Actions to take |
a: Answer these questions using the post about the broken availability group. Put each answer on its own line and mark it the same way.
(i) Which port is the default for the AG endpoint in Azure?
(ii) What two states did the secondary database suddenly show?
(iii) Which sync mode is configured for the AG?
b: Rewrite the paragraph in the post about the broken availability group that begins "Cause: Investigation proves" as a short bulleted list that keeps its main facts.
c: Reproduce the post about the broken availability group word for word, from "Cause: Investigation proves" up to and including "Sync mode: synchronous‑commit.".

Supplied text |

|---|

Let us learn Oracle Database Administration skills: MSSQL: When an Always On Availability Group Breaks After OS Patching: Tracing a Hidden NSG Port Change

Sunday, December 14, 2025

MSSQL: When an Always On Availability Group Breaks After OS Patching: Tracing a Hidden NSG Port Change

Objective: One fine day on a non‑prod SQL Server environment, an Always On Availability Group breaks. The secondary database suddenly shows “data loss” and “not synchronizing” any more, and suspicion initially points to a recent Windows OS patching cycle and server reboot on the nodes involved in the AG.

Cause: Investigation proves that the database mirroring/AG endpoint port in Azure (default 5022) is blocked between the primary and secondary replicas. Port 5022 is vital for data synchronization between availability replicas, and Azure guidance explicitly calls out that Network Security Groups must allow this endpoint traffic between the servers hosting the AG. On further assessment, it becomes clear that the NSG port rule was changed at some point, but there is no direct evidence of when that change took effect.

AG configuration in this scenario is:

Failover: automatic
Seeding: manual
Sync mode: synchronous‑commit.

|---|

Data entries |
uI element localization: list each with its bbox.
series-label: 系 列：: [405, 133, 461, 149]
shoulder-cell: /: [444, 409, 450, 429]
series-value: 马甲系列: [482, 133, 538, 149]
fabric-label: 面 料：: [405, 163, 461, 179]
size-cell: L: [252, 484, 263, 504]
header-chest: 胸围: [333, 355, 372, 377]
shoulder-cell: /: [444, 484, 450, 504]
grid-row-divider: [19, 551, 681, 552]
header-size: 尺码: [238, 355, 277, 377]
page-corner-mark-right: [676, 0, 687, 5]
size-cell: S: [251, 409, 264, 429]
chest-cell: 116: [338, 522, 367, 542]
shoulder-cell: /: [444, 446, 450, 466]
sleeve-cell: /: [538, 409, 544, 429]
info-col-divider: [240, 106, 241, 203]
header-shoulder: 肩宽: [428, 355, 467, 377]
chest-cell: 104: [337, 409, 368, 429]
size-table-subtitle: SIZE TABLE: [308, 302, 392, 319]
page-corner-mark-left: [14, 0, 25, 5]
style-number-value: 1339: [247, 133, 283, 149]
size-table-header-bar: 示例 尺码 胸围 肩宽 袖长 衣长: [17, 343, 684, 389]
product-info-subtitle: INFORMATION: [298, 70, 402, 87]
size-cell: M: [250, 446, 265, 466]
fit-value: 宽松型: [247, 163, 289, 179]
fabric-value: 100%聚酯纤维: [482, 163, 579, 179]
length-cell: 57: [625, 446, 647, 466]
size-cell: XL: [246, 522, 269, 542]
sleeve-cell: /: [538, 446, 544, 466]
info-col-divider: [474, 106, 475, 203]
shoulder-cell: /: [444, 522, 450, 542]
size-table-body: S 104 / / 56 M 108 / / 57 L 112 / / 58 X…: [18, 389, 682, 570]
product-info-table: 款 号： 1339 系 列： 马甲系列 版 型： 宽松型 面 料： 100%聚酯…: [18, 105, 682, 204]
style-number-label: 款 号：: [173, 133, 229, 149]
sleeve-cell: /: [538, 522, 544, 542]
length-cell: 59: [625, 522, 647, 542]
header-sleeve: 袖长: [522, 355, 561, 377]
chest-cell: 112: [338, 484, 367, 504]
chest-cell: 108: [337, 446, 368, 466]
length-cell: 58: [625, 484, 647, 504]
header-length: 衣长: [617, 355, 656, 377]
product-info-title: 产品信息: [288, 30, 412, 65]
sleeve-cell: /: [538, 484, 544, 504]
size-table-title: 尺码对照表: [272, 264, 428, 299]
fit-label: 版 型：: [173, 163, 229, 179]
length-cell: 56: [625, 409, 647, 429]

|---|

Answers per task |
a:
(i) 5022
(ii) "Data loss" and "not synchronizing"
(iii) Synchronous-commit

b:
- The AG endpoint port in Azure (default 5022) was blocked between the primary and secondary replicas.
- Port 5022 is vital for data synchronization between availability replicas.
- Azure guidance says Network Security Groups must allow this endpoint traffic between the servers hosting the AG.
- The NSG port rule had been changed, but there was no direct evidence of when the change took effect.

c:
Cause: Investigation proves that the database mirroring/AG endpoint port in Azure (default 5022) is blocked between the primary and secondary replicas. Port 5022 is vital for data synchronization between availability replicas, and Azure guidance explicitly calls out that Network Security Groups must allow this endpoint traffic between the servers hosting the AG. On further assessment, it becomes clear that the NSG port rule was changed at some point, but there is no direct evidence of when that change took effect.

AG configuration in this scenario is:

Failover: automatic
Seeding: manual
Sync mode: synchronous‑commit.